## The task
Reproduce the records below in full and without edits, omitting images.

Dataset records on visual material
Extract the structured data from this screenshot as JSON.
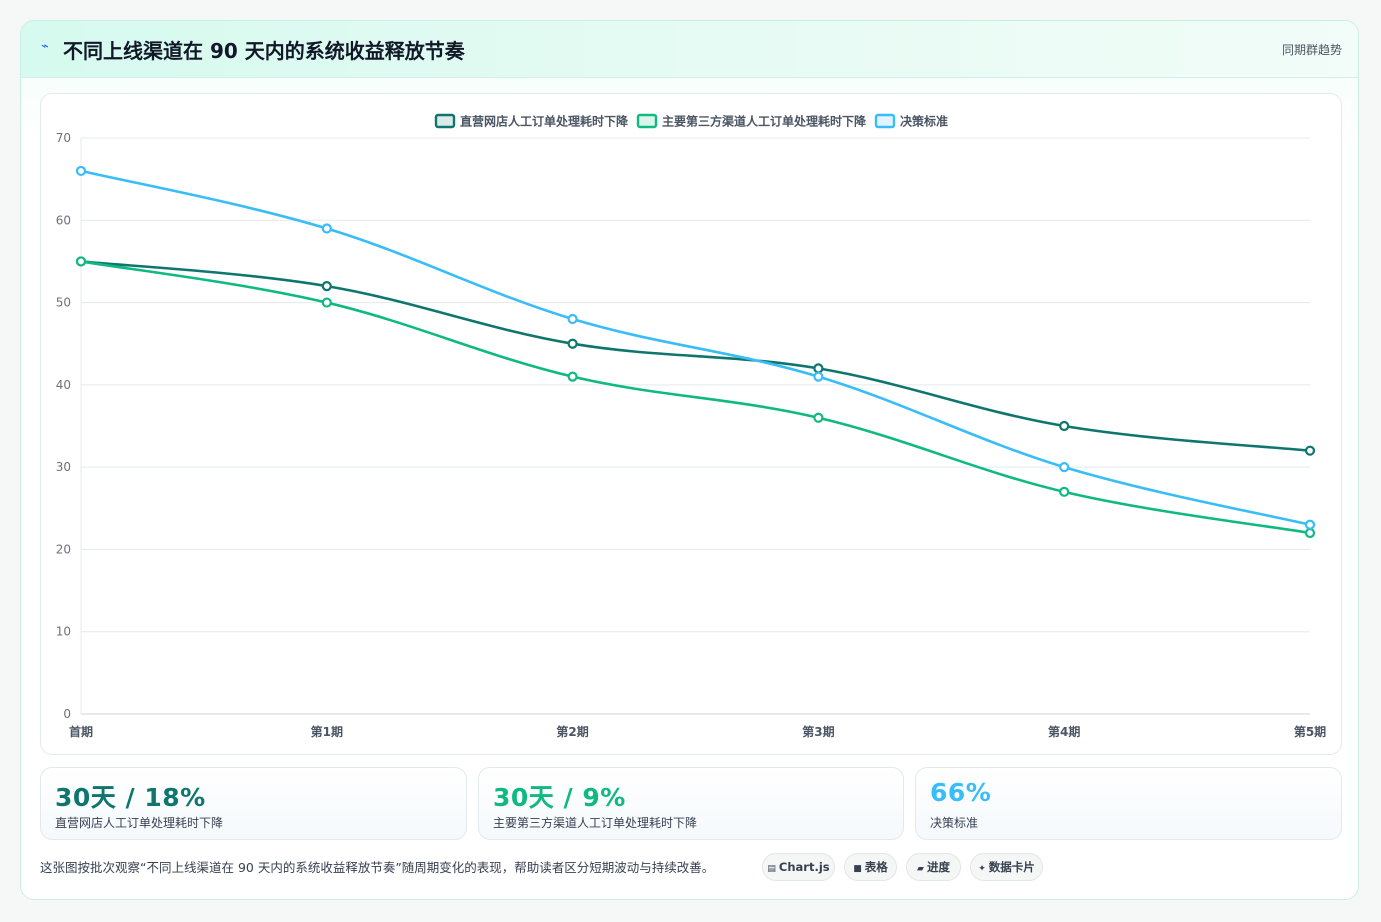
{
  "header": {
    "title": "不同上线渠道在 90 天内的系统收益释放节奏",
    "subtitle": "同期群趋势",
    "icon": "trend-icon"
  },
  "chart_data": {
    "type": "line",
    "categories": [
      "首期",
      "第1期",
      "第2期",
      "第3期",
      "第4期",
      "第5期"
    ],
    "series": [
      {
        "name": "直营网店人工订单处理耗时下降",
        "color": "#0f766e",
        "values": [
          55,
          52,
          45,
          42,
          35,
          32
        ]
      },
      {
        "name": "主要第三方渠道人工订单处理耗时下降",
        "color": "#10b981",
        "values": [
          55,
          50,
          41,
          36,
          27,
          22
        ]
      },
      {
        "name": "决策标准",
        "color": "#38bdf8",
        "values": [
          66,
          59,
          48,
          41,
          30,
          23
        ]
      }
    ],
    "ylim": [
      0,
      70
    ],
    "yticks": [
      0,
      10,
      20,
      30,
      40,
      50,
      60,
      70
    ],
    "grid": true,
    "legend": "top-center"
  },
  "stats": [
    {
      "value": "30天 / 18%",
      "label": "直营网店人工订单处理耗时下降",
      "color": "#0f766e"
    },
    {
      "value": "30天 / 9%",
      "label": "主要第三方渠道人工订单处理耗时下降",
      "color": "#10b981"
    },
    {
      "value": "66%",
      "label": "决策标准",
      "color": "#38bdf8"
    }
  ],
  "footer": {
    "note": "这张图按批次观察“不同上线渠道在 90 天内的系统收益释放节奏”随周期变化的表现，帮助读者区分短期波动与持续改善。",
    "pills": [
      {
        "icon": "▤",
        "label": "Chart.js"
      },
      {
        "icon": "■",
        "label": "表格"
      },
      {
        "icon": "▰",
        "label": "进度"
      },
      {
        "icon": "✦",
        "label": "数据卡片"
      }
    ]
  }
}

## Expected answer
Extract the structured data from this screenshot as JSON.
{
  "header": {
    "title": "不同上线渠道在 90 天内的系统收益释放节奏",
    "subtitle": "同期群趋势",
    "icon": "trend-icon"
  },
  "chart_data": {
    "type": "line",
    "categories": [
      "首期",
      "第1期",
      "第2期",
      "第3期",
      "第4期",
      "第5期"
    ],
    "series": [
      {
        "name": "直营网店人工订单处理耗时下降",
        "color": "#0f766e",
        "values": [
          55,
          52,
          45,
          42,
          35,
          32
        ]
      },
      {
        "name": "主要第三方渠道人工订单处理耗时下降",
        "color": "#10b981",
        "values": [
          55,
          50,
          41,
          36,
          27,
          22
        ]
      },
      {
        "name": "决策标准",
        "color": "#38bdf8",
        "values": [
          66,
          59,
          48,
          41,
          30,
          23
        ]
      }
    ],
    "ylim": [
      0,
      70
    ],
    "yticks": [
      0,
      10,
      20,
      30,
      40,
      50,
      60,
      70
    ],
    "grid": true,
    "legend": "top-center"
  },
  "stats": [
    {
      "value": "30天 / 18%",
      "label": "直营网店人工订单处理耗时下降",
      "color": "#0f766e"
    },
    {
      "value": "30天 / 9%",
      "label": "主要第三方渠道人工订单处理耗时下降",
      "color": "#10b981"
    },
    {
      "value": "66%",
      "label": "决策标准",
      "color": "#38bdf8"
    }
  ],
  "footer": {
    "note": "这张图按批次观察“不同上线渠道在 90 天内的系统收益释放节奏”随周期变化的表现，帮助读者区分短期波动与持续改善。",
    "pills": [
      {
        "icon": "▤",
        "label": "Chart.js"
      },
      {
        "icon": "■",
        "label": "表格"
      },
      {
        "icon": "▰",
        "label": "进度"
      },
      {
        "icon": "✦",
        "label": "数据卡片"
      }
    ]
  }
}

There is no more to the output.